• **WHAT IS BEING ASKED**
List every line in the items below that contains the string "Unknown". Matching is case-sensitive.

• **EXCERPTED DATA**
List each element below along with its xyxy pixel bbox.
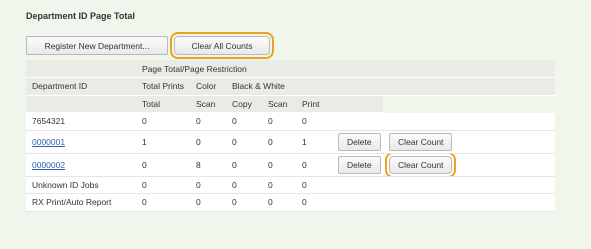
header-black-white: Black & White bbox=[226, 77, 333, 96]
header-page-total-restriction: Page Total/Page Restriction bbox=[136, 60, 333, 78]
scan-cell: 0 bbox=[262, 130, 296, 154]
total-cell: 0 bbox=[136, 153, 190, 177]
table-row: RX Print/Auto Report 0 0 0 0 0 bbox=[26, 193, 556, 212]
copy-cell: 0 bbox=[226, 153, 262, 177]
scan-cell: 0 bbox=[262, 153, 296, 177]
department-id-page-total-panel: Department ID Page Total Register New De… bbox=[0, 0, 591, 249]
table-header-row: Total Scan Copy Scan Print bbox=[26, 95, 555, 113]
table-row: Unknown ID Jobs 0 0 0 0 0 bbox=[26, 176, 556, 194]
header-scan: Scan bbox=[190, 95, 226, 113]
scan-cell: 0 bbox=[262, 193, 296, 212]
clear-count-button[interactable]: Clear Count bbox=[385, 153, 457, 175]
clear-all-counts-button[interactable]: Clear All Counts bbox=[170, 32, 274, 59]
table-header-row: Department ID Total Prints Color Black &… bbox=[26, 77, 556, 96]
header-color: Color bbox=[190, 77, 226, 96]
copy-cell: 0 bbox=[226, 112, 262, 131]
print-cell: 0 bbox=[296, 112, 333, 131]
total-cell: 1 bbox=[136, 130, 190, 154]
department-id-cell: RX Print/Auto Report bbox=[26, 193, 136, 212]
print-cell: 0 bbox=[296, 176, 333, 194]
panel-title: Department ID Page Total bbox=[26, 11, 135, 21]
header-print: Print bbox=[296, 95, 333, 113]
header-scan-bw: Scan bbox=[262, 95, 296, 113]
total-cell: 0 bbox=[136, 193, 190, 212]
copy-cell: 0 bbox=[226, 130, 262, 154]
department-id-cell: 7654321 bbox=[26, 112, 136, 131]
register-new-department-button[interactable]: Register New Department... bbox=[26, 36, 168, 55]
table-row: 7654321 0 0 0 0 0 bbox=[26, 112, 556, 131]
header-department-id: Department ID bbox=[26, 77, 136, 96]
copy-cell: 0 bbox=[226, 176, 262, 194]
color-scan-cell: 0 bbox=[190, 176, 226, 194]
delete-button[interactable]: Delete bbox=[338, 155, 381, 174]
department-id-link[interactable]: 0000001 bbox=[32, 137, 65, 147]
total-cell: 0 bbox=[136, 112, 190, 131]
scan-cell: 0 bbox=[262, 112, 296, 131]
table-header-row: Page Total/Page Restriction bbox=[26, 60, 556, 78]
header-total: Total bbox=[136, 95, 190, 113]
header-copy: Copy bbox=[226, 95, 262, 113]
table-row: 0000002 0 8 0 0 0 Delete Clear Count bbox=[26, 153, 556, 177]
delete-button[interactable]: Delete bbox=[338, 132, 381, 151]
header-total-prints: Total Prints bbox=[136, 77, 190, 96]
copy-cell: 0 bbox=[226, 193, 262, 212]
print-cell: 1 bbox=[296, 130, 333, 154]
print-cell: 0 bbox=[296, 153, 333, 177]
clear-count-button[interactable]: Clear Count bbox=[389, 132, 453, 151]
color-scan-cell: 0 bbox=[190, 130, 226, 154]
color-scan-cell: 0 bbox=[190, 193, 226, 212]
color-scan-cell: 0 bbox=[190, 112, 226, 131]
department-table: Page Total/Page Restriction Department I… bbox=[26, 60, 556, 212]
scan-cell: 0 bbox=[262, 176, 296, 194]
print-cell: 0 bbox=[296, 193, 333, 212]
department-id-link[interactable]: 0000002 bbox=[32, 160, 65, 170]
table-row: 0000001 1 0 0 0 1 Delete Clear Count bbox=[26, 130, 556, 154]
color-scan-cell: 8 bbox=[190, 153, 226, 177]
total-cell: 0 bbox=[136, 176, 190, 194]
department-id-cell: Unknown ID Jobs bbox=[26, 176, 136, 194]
--
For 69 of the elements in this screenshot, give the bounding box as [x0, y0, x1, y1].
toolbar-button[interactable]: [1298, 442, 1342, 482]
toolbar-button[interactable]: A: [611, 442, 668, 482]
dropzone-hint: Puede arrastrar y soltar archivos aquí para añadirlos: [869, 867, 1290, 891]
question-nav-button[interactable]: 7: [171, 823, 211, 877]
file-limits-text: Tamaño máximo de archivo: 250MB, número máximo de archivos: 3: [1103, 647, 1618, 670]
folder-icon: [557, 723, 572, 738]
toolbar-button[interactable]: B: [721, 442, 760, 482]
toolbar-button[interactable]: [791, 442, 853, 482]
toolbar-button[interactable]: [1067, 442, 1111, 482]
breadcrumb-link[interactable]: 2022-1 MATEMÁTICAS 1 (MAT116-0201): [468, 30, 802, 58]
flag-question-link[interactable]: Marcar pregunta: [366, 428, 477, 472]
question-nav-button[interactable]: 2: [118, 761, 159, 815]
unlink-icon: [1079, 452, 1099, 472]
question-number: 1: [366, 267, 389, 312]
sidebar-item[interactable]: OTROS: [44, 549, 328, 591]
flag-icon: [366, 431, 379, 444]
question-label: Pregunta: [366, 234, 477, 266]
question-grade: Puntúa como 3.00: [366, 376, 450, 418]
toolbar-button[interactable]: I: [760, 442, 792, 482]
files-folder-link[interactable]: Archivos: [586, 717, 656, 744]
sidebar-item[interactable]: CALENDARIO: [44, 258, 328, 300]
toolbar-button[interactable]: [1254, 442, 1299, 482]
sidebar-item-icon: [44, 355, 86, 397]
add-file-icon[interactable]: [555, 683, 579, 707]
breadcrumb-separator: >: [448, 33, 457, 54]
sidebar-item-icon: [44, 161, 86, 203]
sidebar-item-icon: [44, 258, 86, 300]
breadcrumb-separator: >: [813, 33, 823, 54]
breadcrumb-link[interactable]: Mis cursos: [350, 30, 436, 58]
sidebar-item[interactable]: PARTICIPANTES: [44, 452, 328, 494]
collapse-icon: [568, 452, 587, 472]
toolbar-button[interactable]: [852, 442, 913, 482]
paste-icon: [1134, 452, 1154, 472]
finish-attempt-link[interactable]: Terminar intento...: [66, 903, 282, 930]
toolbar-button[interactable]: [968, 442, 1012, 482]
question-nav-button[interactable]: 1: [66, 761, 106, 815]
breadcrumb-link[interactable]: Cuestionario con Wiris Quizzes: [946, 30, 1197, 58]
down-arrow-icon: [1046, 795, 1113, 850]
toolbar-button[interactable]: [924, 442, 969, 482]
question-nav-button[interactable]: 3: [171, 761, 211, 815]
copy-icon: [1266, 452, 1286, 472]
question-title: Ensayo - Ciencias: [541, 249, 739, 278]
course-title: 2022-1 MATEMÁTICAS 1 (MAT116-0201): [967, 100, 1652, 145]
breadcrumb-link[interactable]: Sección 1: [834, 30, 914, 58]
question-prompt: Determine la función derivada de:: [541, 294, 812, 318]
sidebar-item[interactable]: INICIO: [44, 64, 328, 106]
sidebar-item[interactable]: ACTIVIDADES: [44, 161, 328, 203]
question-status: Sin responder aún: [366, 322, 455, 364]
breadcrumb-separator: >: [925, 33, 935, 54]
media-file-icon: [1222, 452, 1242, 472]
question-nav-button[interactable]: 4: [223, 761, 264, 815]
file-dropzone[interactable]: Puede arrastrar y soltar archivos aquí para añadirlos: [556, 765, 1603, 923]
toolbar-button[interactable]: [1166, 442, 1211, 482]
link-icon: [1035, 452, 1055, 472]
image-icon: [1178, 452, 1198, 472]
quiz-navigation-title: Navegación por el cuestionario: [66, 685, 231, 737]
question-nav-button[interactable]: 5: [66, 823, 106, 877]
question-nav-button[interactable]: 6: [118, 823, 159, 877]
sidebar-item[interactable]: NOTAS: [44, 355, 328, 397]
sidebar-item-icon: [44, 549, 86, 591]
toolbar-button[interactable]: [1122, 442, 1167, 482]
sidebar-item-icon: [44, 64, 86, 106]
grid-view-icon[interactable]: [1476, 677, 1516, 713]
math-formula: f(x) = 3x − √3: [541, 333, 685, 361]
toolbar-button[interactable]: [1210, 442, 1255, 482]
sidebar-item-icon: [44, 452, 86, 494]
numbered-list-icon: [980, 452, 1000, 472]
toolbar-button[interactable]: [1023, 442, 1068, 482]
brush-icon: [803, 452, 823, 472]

• **REPLY**
table-row: Unknown ID Jobs 0 0 0 0 0 bbox=[26, 176, 556, 194]
department-id-cell: Unknown ID Jobs bbox=[26, 176, 136, 194]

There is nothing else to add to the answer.